— Begin —
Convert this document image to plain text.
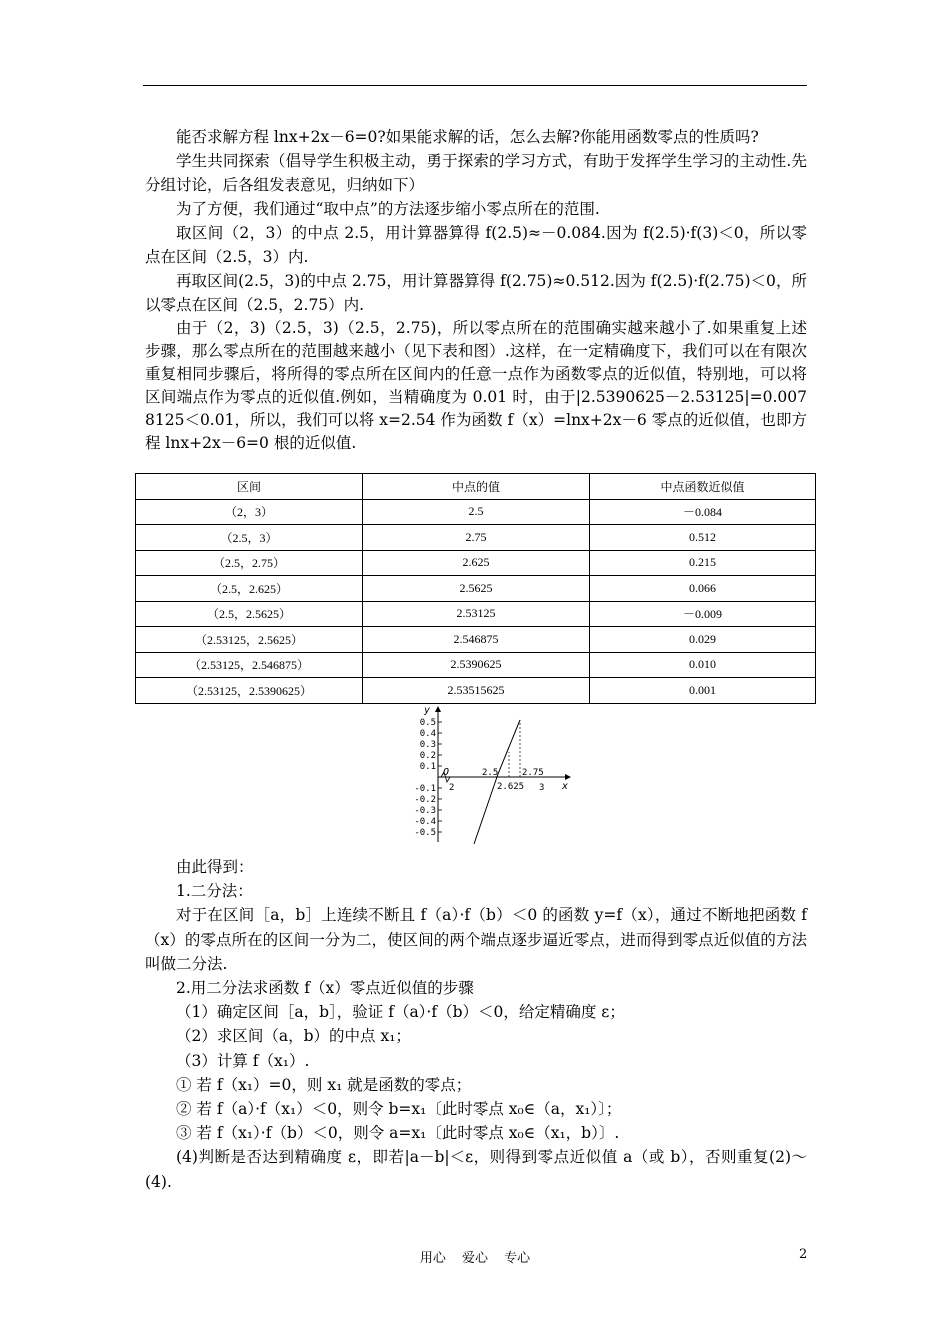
能否求解方程 lnx+2x－6=0?如果能求解的话，怎么去解?你能用函数零点的性质吗?

学生共同探索（倡导学生积极主动，勇于探索的学习方式，有助于发挥学生学习的主动性.先分组讨论，后各组发表意见，归纳如下）

为了方便，我们通过“取中点”的方法逐步缩小零点所在的范围.

取区间（2，3）的中点 2.5，用计算器算得 f(2.5)≈－0.084.因为 f(2.5)·f(3)＜0，所以零点在区间（2.5，3）内.

再取区间(2.5，3)的中点 2.75，用计算器算得 f(2.75)≈0.512.因为 f(2.5)·f(2.75)＜0，所以零点在区间（2.5，2.75）内.

由于（2，3)（2.5，3)（2.5，2.75)，所以零点所在的范围确实越来越小了.如果重复上述步骤，那么零点所在的范围越来越小（见下表和图）.这样，在一定精确度下，我们可以在有限次重复相同步骤后，将所得的零点所在区间内的任意一点作为函数零点的近似值，特别地，可以将区间端点作为零点的近似值.例如，当精确度为 0.01 时，由于|2.5390625－2.53125|=0.0078125＜0.01，所以，我们可以将 x=2.54 作为函数 f（x）=lnx+2x－6 零点的近似值，也即方程 lnx+2x－6=0 根的近似值.

区间	中点的值	中点函数近似值
（2，3）	2.5	－0.084
（2.5，3）	2.75	0.512
（2.5，2.75）	2.625	0.215
（2.5，2.625）	2.5625	0.066
（2.5，2.5625）	2.53125	－0.009
（2.53125，2.5625）	2.546875	0.029
（2.53125，2.546875）	2.5390625	0.010
（2.53125，2.5390625）	2.53515625	0.001
0.5
0.4
0.3
0.2
0.1
-0.1
-0.2
-0.3
-0.4
-0.5
y
x
O
2
2.5
2.625
2.75
3

由此得到：

1.二分法：

对于在区间［a，b］上连续不断且 f（a）·f（b）＜0 的函数 y=f（x），通过不断地把函数 f（x）的零点所在的区间一分为二，使区间的两个端点逐步逼近零点，进而得到零点近似值的方法叫做二分法.

2.用二分法求函数 f（x）零点近似值的步骤

（1）确定区间［a，b］，验证 f（a）·f（b）＜0，给定精确度 ε；

（2）求区间（a，b）的中点 x₁；

（3）计算 f（x₁）.

① 若 f（x₁）=0，则 x₁ 就是函数的零点；

② 若 f（a）·f（x₁）＜0，则令 b=x₁〔此时零点 x₀∈（a，x₁）〕；

③ 若 f（x₁）·f（b）＜0，则令 a=x₁〔此时零点 x₀∈（x₁，b）〕.

(4)判断是否达到精确度 ε，即若|a－b|＜ε，则得到零点近似值 a（或 b），否则重复(2)～(4).

用心 爱心 专心	2
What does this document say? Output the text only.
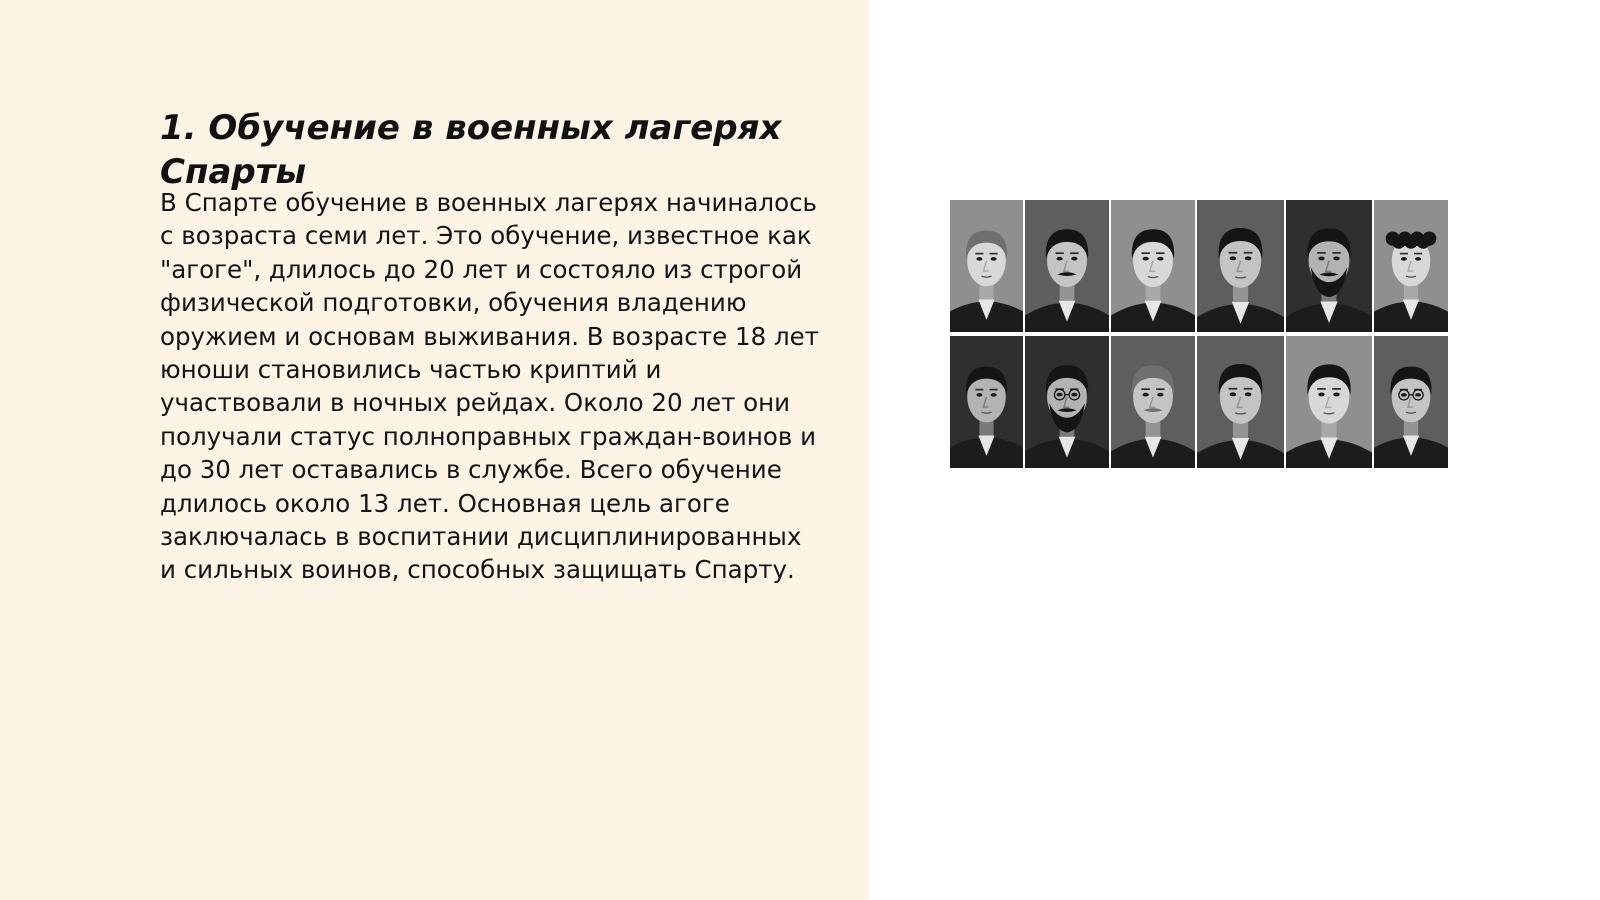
1. Обучение в военных лагерях Спарты

В Спарте обучение в военных лагерях начиналось с возраста семи лет. Это обучение, известное как "агоге", длилось до 20 лет и состояло из строгой физической подготовки, обучения владению оружием и основам выживания. В возрасте 18 лет юноши становились частью криптий и участвовали в ночных рейдах. Около 20 лет они получали статус полноправных граждан-воинов и до 30 лет оставались в службе. Всего обучение длилось около 13 лет. Основная цель агоге заключалась в воспитании дисциплинированных и сильных воинов, способных защищать Спарту.
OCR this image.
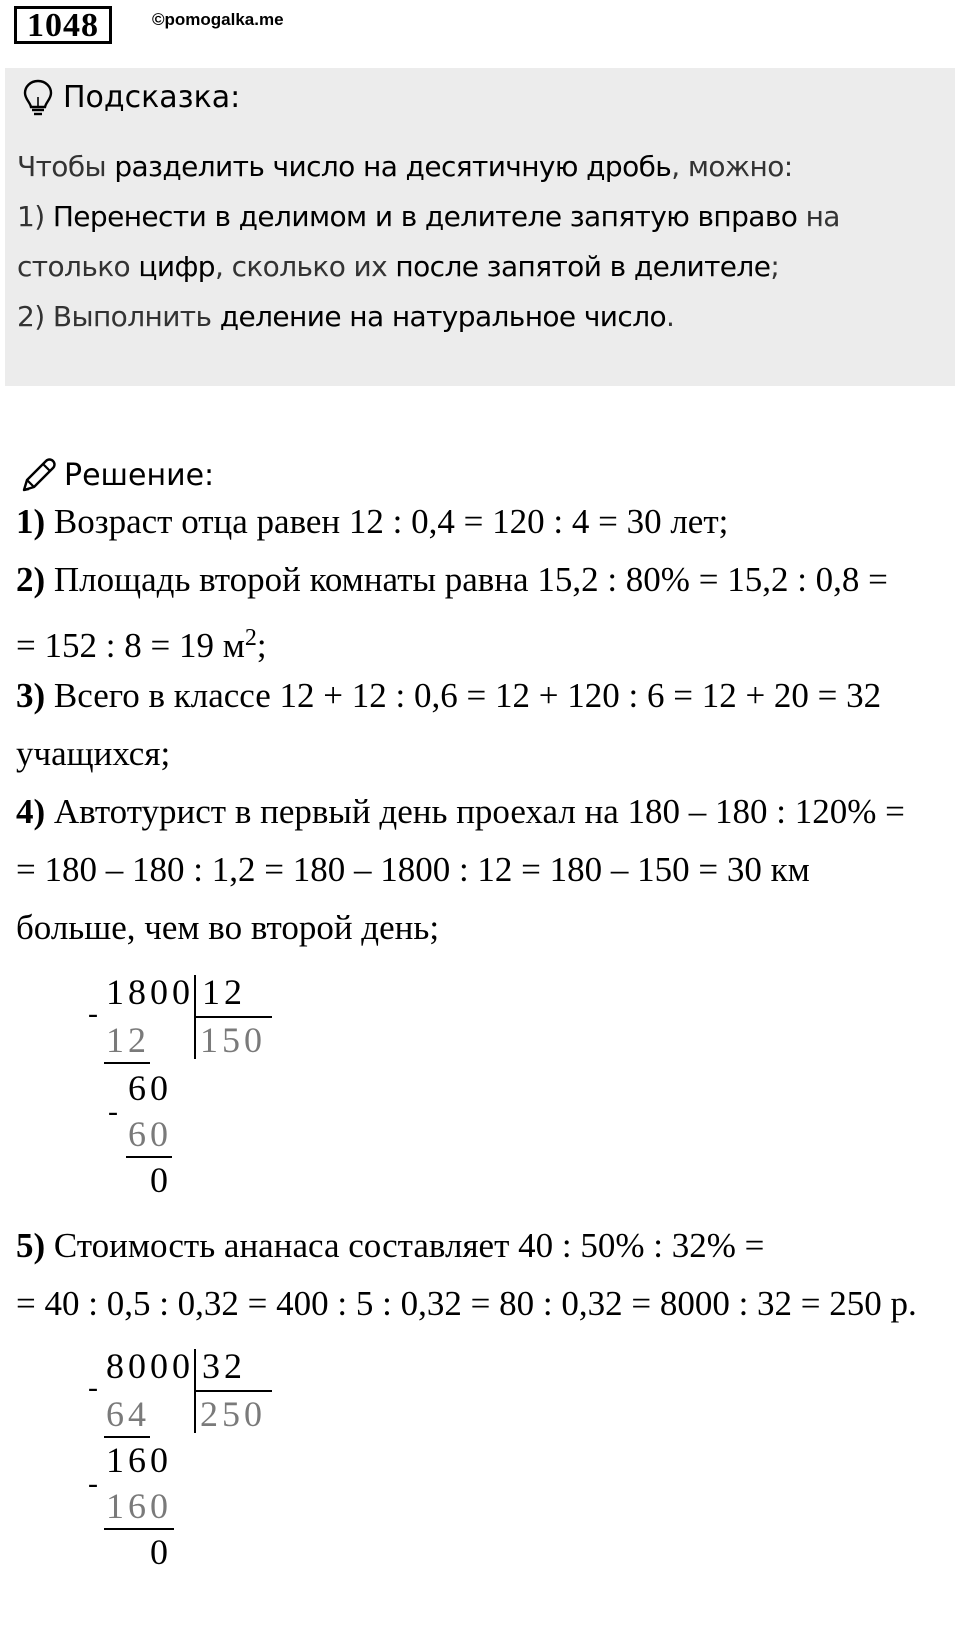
1048	©pomogalka.me
Подсказка:
Чтобы разделить число на десятичную дробь, можно:
1) Перенести в делимом и в делителе запятую вправо на
столько цифр, сколько их после запятой в делителе;
2) Выполнить деление на натуральное число.
Решение:
1) Возраст отца равен 12 : 0,4 = 120 : 4 = 30 лет;
2) Площадь второй комнаты равна 15,2 : 80% = 15,2 : 0,8 =
= 152 : 8 = 19 $м^2$;
3) Всего в классе 12 + 12 : 0,6 = 12 + 120 : 6 = 12 + 20 = 32
учащихся;
4) Автотурист в первый день проехал на 180 – 180 : 120% =
= 180 – 180 : 1,2 = 180 – 1800 : 12 = 180 – 150 = 30 км
больше, чем во второй день;
1800 12
150
-
12
60
-
60
0
5) Стоимость ананаса составляет 40 : 50% : 32% =
= 40 : 0,5 : 0,32 = 400 : 5 : 0,32 = 80 : 0,32 = 8000 : 32 = 250 р.
8000 32
250
-
64
160
-
160
0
— End —
=== PROBLEM TO WORK ON ===
Repeat the records above exactly, leaving out any pictures they contain.

=== FULL SOLUTION ===
Convert this document image to plain text.
能否求解方程 lnx+2x－6=0?如果能求解的话，怎么去解?你能用函数零点的性质吗?

学生共同探索（倡导学生积极主动，勇于探索的学习方式，有助于发挥学生学习的主动性.先分组讨论，后各组发表意见，归纳如下）

为了方便，我们通过“取中点”的方法逐步缩小零点所在的范围.

取区间（2，3）的中点 2.5，用计算器算得 f(2.5)≈－0.084.因为 f(2.5)·f(3)＜0，所以零点在区间（2.5，3）内.

再取区间(2.5，3)的中点 2.75，用计算器算得 f(2.75)≈0.512.因为 f(2.5)·f(2.75)＜0，所以零点在区间（2.5，2.75）内.

由于（2，3)（2.5，3)（2.5，2.75)，所以零点所在的范围确实越来越小了.如果重复上述步骤，那么零点所在的范围越来越小（见下表和图）.这样，在一定精确度下，我们可以在有限次重复相同步骤后，将所得的零点所在区间内的任意一点作为函数零点的近似值，特别地，可以将区间端点作为零点的近似值.例如，当精确度为 0.01 时，由于|2.5390625－2.53125|=0.0078125＜0.01，所以，我们可以将 x=2.54 作为函数 f（x）=lnx+2x－6 零点的近似值，也即方程 lnx+2x－6=0 根的近似值.

区间	中点的值	中点函数近似值
（2，3）	2.5	－0.084
（2.5，3）	2.75	0.512
（2.5，2.75）	2.625	0.215
（2.5，2.625）	2.5625	0.066
（2.5，2.5625）	2.53125	－0.009
（2.53125，2.5625）	2.546875	0.029
（2.53125，2.546875）	2.5390625	0.010
（2.53125，2.5390625）	2.53515625	0.001
0.5
0.4
0.3
0.2
0.1
-0.1
-0.2
-0.3
-0.4
-0.5
y
x
O
2
2.5
2.625
2.75
3

由此得到：

1.二分法：

对于在区间［a，b］上连续不断且 f（a）·f（b）＜0 的函数 y=f（x），通过不断地把函数 f（x）的零点所在的区间一分为二，使区间的两个端点逐步逼近零点，进而得到零点近似值的方法叫做二分法.

2.用二分法求函数 f（x）零点近似值的步骤

（1）确定区间［a，b］，验证 f（a）·f（b）＜0，给定精确度 ε；

（2）求区间（a，b）的中点 x₁；

（3）计算 f（x₁）.

① 若 f（x₁）=0，则 x₁ 就是函数的零点；

② 若 f（a）·f（x₁）＜0，则令 b=x₁〔此时零点 x₀∈（a，x₁）〕；

③ 若 f（x₁）·f（b）＜0，则令 a=x₁〔此时零点 x₀∈（x₁，b）〕.

(4)判断是否达到精确度 ε，即若|a－b|＜ε，则得到零点近似值 a（或 b），否则重复(2)～(4).

用心 爱心 专心	2
What does this document say? Output the text only.
1. Обучение в военных лагерях Спарты

В Спарте обучение в военных лагерях начиналось с возраста семи лет. Это обучение, известное как "агоге", длилось до 20 лет и состояло из строгой физической подготовки, обучения владению оружием и основам выживания. В возрасте 18 лет юноши становились частью криптий и участвовали в ночных рейдах. Около 20 лет они получали статус полноправных граждан-воинов и до 30 лет оставались в службе. Всего обучение длилось около 13 лет. Основная цель агоге заключалась в воспитании дисциплинированных и сильных воинов, способных защищать Спарту.
OCR this image.
1048	©pomogalka.me
Подсказка:
Чтобы разделить число на десятичную дробь, можно:
1) Перенести в делимом и в делителе запятую вправо на
столько цифр, сколько их после запятой в делителе;
2) Выполнить деление на натуральное число.
Решение:
1) Возраст отца равен 12 : 0,4 = 120 : 4 = 30 лет;
2) Площадь второй комнаты равна 15,2 : 80% = 15,2 : 0,8 =
= 152 : 8 = 19 $м^2$;
3) Всего в классе 12 + 12 : 0,6 = 12 + 120 : 6 = 12 + 20 = 32
учащихся;
4) Автотурист в первый день проехал на 180 – 180 : 120% =
= 180 – 180 : 1,2 = 180 – 1800 : 12 = 180 – 150 = 30 км
больше, чем во второй день;
1800 12
150
-
12
60
-
60
0
5) Стоимость ананаса составляет 40 : 50% : 32% =
= 40 : 0,5 : 0,32 = 400 : 5 : 0,32 = 80 : 0,32 = 8000 : 32 = 250 р.
8000 32
250
-
64
160
-
160
0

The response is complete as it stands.